▶ **Set exercise**: Extract every line below that contains the word "plain".

(Stored records)
____________________

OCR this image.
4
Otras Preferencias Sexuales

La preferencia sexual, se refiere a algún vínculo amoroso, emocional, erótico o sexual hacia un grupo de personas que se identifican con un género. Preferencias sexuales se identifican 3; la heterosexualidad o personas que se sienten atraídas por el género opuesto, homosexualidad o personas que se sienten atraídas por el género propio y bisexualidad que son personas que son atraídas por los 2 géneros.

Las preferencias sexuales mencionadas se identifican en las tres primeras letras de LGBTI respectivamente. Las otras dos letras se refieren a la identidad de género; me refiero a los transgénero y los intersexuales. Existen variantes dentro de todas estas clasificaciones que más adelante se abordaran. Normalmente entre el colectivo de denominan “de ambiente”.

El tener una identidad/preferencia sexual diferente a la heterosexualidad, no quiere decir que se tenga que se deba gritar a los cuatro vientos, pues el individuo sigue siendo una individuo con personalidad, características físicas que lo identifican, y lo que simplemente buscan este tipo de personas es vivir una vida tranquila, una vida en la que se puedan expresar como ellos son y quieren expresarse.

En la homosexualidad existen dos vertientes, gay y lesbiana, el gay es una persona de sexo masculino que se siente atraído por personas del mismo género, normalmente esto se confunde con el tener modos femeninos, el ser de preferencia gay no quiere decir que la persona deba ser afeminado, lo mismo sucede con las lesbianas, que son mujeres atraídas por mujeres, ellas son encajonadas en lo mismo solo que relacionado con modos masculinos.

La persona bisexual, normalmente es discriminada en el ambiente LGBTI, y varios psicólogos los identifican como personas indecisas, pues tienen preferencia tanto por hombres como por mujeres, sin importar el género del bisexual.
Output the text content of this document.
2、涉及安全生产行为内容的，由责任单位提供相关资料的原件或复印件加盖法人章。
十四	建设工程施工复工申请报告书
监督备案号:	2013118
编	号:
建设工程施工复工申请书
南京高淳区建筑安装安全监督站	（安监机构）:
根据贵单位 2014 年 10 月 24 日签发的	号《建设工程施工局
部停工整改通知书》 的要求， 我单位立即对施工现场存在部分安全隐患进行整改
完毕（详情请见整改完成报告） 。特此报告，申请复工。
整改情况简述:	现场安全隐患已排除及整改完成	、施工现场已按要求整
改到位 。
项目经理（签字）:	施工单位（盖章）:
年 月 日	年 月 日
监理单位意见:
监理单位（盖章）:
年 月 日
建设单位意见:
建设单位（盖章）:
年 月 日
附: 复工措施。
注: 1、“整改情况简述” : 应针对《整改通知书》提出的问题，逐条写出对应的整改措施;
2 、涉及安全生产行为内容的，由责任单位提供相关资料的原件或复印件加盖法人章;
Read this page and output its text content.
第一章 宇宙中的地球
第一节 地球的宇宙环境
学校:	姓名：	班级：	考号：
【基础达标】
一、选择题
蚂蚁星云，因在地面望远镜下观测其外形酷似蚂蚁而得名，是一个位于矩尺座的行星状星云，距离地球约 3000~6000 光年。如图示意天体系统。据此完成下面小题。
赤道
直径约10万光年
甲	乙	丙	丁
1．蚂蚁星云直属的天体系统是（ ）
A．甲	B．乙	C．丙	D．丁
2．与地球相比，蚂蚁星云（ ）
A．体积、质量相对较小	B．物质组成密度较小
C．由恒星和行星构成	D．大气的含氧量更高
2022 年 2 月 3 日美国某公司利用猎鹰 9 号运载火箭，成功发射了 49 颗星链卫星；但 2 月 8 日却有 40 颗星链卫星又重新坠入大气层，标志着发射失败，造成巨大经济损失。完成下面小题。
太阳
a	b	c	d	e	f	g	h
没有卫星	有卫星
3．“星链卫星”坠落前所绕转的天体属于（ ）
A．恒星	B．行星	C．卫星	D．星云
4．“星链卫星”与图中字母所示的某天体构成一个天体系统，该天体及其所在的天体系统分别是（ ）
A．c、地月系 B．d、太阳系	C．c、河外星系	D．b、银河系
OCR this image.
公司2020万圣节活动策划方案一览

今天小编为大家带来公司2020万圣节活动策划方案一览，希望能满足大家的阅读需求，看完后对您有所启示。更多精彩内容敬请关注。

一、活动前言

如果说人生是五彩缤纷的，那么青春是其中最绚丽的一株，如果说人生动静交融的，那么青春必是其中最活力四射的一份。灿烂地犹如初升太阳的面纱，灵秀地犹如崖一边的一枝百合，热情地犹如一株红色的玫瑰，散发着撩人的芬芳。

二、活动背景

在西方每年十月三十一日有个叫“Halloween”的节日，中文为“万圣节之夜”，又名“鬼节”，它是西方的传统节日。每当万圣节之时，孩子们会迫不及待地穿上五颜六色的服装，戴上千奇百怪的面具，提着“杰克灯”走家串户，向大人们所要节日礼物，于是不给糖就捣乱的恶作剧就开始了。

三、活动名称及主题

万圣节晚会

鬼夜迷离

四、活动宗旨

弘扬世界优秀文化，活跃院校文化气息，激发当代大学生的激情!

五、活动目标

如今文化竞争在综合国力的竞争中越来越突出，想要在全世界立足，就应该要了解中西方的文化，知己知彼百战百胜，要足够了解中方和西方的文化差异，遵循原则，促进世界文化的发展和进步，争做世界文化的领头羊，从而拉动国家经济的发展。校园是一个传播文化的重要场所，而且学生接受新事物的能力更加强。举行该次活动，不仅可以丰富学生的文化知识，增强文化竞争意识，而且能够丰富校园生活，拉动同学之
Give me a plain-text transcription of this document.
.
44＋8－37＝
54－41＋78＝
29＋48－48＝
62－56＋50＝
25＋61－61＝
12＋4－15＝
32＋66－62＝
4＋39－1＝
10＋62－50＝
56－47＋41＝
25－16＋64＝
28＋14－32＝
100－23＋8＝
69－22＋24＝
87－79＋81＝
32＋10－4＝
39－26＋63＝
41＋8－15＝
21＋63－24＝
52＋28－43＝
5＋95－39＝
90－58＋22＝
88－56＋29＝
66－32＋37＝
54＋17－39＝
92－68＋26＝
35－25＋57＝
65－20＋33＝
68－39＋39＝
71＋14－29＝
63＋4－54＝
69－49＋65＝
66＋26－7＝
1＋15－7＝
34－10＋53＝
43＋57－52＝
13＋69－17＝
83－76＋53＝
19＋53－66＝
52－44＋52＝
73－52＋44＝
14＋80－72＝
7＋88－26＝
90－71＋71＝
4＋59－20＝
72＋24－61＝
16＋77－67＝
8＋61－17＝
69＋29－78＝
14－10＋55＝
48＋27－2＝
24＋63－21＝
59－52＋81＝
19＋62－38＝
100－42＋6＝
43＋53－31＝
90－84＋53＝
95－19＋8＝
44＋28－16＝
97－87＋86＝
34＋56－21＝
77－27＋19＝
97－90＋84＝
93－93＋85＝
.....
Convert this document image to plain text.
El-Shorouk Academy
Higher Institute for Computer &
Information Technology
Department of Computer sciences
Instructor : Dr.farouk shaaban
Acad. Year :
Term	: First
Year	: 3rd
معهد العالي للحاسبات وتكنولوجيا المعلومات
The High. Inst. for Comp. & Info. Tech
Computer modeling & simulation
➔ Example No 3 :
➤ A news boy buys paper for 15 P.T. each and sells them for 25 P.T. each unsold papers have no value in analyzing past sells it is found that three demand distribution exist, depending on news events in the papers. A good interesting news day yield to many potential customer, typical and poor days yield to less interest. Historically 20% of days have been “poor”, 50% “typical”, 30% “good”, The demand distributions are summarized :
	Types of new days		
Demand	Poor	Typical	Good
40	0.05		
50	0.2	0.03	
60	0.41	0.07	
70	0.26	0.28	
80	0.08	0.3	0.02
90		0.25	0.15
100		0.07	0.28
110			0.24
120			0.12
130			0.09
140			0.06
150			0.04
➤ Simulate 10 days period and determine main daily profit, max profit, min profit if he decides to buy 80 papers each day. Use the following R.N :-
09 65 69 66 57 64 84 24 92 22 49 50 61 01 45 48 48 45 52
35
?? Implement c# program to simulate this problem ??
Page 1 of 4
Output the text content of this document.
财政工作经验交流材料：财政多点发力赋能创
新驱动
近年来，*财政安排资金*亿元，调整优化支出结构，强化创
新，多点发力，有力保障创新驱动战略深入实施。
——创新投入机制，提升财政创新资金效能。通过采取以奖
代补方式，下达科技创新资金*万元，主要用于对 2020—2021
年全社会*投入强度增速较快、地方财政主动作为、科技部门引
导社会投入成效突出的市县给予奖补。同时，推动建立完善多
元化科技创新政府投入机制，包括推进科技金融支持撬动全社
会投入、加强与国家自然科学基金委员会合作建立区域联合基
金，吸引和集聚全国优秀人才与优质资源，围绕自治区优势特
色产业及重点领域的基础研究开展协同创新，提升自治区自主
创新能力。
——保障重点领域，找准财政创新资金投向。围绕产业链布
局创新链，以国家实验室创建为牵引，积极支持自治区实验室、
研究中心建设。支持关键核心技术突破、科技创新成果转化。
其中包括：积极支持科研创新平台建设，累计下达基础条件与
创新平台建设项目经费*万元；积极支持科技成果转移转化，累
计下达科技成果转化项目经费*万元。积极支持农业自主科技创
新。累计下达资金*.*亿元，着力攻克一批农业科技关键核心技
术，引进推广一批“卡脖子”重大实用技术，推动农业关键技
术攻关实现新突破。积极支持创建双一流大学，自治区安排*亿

____________________

▶ **Final result**:
Give me a plain-text transcription of this document.
Convert this document image to plain text.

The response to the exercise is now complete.